Pull every line of the entries that has the word "лица".

▶ **Saved data entries**:
○ ○ ○ ○ ○
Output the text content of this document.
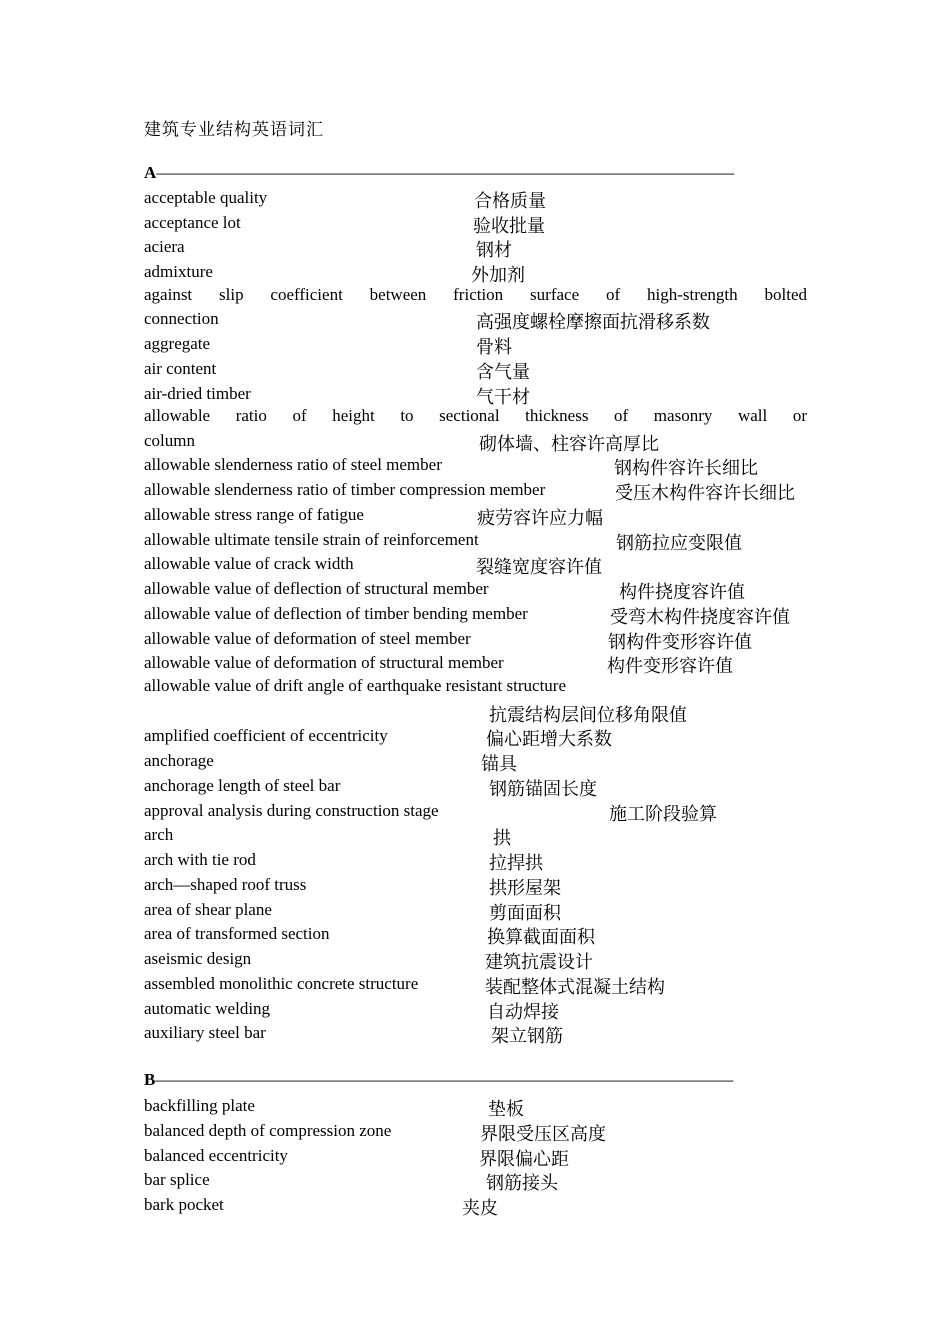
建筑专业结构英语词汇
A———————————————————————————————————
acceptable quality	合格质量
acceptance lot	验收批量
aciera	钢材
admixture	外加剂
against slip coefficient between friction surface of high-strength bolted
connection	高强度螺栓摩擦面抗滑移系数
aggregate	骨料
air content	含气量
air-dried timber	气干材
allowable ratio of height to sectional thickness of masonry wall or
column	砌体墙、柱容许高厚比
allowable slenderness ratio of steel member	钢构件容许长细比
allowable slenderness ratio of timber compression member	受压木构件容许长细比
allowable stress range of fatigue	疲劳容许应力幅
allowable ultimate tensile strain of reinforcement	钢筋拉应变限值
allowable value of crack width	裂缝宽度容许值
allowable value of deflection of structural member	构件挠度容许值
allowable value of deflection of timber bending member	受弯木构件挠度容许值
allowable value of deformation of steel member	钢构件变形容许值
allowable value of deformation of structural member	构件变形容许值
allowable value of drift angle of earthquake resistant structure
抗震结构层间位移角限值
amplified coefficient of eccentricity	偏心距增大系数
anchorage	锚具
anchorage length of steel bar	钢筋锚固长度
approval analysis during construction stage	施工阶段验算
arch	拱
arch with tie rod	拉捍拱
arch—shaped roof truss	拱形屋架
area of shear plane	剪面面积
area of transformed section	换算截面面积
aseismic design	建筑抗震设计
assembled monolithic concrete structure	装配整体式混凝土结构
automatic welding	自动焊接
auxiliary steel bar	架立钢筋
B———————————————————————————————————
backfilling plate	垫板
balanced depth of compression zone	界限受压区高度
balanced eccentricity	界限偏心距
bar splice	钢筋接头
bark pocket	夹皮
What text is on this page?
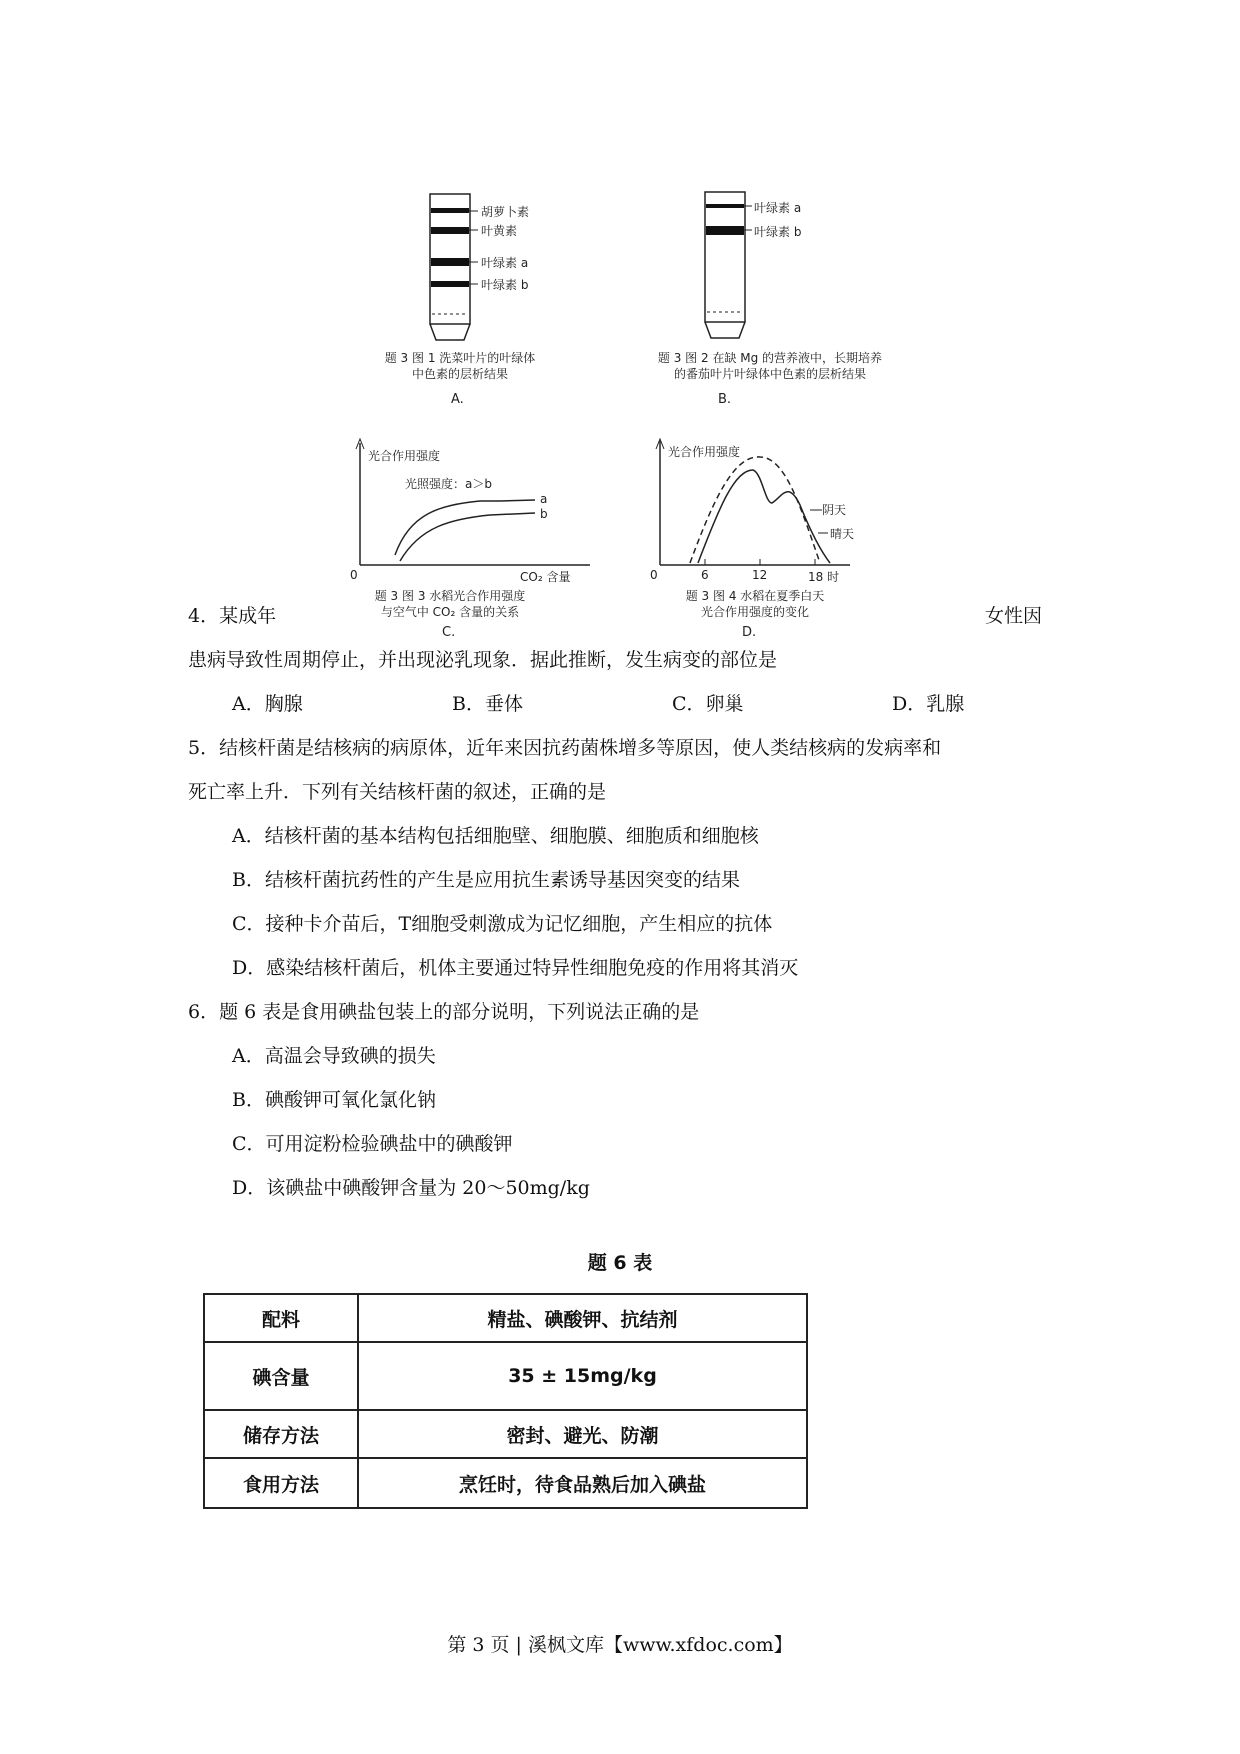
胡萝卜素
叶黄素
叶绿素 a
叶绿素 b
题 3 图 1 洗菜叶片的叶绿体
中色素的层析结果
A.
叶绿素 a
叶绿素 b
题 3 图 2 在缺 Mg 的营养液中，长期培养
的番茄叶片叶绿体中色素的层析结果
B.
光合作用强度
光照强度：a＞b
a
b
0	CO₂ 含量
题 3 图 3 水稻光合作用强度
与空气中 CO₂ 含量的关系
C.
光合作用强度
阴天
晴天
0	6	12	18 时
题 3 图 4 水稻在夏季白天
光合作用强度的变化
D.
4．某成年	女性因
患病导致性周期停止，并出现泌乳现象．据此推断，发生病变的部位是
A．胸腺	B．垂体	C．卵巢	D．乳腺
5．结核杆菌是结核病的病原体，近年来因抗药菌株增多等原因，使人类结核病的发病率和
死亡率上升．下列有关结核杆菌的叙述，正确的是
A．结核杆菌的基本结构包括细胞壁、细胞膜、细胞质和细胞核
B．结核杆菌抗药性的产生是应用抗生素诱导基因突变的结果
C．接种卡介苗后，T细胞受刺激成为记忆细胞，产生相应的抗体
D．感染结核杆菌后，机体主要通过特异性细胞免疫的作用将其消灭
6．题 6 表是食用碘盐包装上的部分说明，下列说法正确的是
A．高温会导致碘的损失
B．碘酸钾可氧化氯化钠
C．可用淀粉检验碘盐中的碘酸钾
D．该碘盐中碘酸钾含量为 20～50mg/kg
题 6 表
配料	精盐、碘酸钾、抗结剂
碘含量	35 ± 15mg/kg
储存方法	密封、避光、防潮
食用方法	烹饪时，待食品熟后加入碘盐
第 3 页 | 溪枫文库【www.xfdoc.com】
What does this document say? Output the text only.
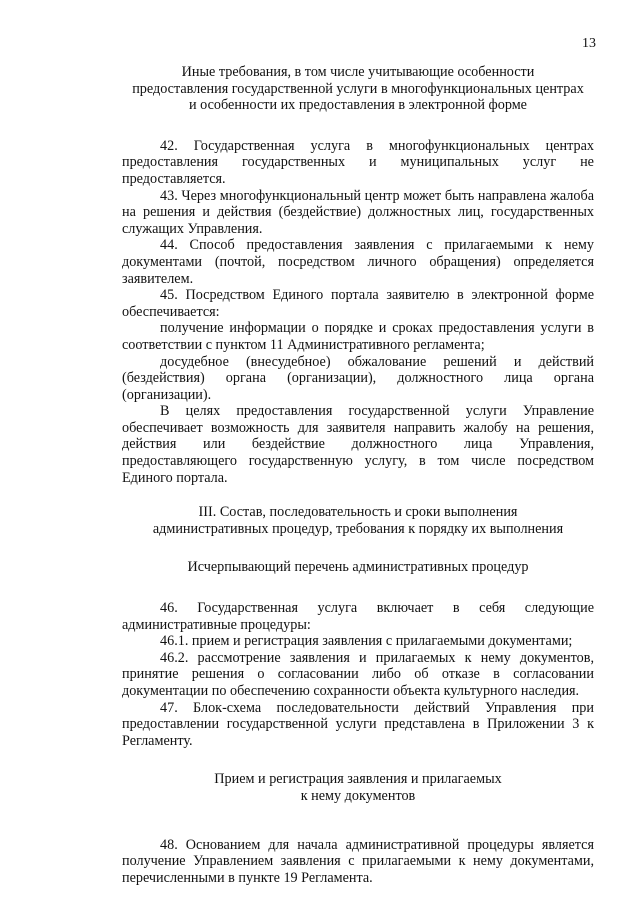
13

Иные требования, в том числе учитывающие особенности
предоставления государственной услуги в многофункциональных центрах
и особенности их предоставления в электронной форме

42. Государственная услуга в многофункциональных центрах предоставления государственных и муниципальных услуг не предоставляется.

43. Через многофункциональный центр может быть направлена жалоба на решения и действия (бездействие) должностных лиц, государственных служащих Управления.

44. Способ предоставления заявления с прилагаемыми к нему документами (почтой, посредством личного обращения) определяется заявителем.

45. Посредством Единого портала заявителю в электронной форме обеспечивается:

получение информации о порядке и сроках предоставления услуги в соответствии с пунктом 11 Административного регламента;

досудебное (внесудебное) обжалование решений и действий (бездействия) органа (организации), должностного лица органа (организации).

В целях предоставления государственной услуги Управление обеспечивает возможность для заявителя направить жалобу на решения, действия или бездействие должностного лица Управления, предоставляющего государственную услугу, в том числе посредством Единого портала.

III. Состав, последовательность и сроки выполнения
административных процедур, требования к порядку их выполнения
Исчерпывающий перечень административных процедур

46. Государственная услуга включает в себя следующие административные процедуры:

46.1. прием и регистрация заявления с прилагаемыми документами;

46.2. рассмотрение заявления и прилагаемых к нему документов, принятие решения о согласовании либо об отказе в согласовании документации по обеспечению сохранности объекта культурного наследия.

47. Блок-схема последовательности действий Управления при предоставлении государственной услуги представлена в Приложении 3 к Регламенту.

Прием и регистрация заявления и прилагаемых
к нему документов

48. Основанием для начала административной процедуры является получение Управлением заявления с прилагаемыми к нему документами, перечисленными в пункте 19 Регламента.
○ ○ ○ ○ ○
▶ **Exercise result**:
досудебное (внесудебное) обжалование решений и действий (бездействия) органа (организации), должностного лица органа (организации).
В целях предоставления государственной услуги Управление обеспечивает возможность для заявителя направить жалобу на решения, действия или бездействие должностного лица Управления, предоставляющего государственную услугу, в том числе посредством Единого портала.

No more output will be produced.